- _CHALLENGE A_:
Name every utility company mentioned in the passage on SDG&E's tariffs.
- _CHALLENGE B_:
In the passage on SDG&E's tariffs, rewrite the stretch from "SDG&E provided representative" through "bills are adequate.", swapping "penalties" for "late fees".

- _DOCUMENT SECTION_:
_____

SDG&E provided representative tariffs that it proposed to add to its tariffs for each rate schedule. These provide a description of CTC and a summary of exemptions that is more detailed than that provided by PG&E and less detailed than that provided by Edison. SDG&E’s lack of notice provisions, penalties and curative measures and other language specific to departing load customers reflects SDG&E’s proposal that unique terms are not necessary for departing load customers because it contends that existing tariff provisions for nonpayment of bills are adequate.

_____

- _DATA SEGMENT_:
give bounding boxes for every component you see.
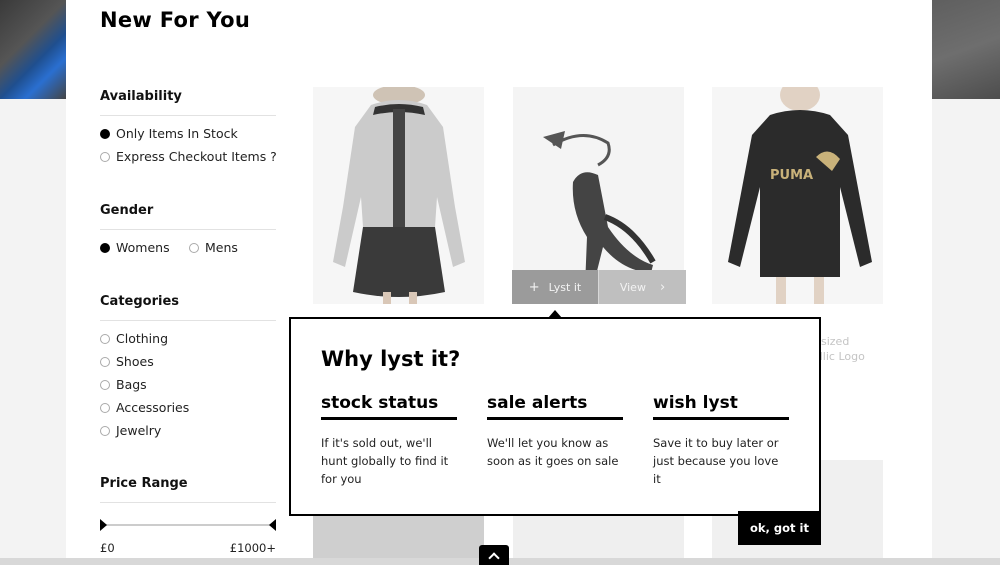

_____

- _COMPLETE ANSWER A_:
SDG&E, PG&E, Edison

- _COMPLETE ANSWER B_:
SDG&E provided representative tariffs that it proposed to add to its tariffs for each rate schedule. These provide a description of CTC and a summary of exemptions that is more detailed than that provided by PG&E and less detailed than that provided by Edison. SDG&E’s lack of notice provisions, late fees and curative measures and other language specific to departing load customers reflects SDG&E’s proposal that unique terms are not necessary for departing load customers because it contends that existing tariff provisions for nonpayment of bills are adequate.